:: Dataset excerpts ::
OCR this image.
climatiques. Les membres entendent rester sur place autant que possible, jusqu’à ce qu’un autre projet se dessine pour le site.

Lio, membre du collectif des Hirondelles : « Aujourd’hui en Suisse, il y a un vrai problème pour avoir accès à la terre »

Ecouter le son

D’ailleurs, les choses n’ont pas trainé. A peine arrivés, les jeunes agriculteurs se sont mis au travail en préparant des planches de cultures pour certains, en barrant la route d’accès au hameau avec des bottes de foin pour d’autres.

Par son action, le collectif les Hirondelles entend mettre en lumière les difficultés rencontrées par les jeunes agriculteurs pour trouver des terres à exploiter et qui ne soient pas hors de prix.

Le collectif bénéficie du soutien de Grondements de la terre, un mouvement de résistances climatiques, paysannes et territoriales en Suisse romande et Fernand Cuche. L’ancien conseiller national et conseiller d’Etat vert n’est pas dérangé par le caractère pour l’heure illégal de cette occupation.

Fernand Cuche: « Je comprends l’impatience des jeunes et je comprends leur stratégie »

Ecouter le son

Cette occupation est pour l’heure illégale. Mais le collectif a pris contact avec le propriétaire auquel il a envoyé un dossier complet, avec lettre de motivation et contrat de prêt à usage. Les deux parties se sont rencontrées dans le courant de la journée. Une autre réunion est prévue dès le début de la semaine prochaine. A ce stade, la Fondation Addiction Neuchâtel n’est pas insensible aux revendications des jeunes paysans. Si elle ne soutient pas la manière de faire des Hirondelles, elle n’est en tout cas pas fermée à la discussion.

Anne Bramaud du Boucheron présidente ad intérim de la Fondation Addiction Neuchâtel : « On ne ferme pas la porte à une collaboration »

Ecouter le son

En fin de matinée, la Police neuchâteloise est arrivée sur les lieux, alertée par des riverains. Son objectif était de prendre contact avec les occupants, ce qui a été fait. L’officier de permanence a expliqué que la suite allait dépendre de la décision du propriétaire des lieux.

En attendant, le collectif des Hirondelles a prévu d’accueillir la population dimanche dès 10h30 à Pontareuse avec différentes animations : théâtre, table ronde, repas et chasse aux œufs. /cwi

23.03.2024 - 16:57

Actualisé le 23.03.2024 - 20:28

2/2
:::
> [What this task involves]
Find the word "accès" and list each line it appears in.

> [Full answer]
Lio, membre du collectif des Hirondelles : « Aujourd’hui en Suisse, il y a un vrai problème pour avoir accès à la terre »
D’ailleurs, les choses n’ont pas trainé. A peine arrivés, les jeunes agriculteurs se sont mis au travail en préparant des planches de cultures pour certains, en barrant la route d’accès au hameau avec des bottes de foin pour d’autres.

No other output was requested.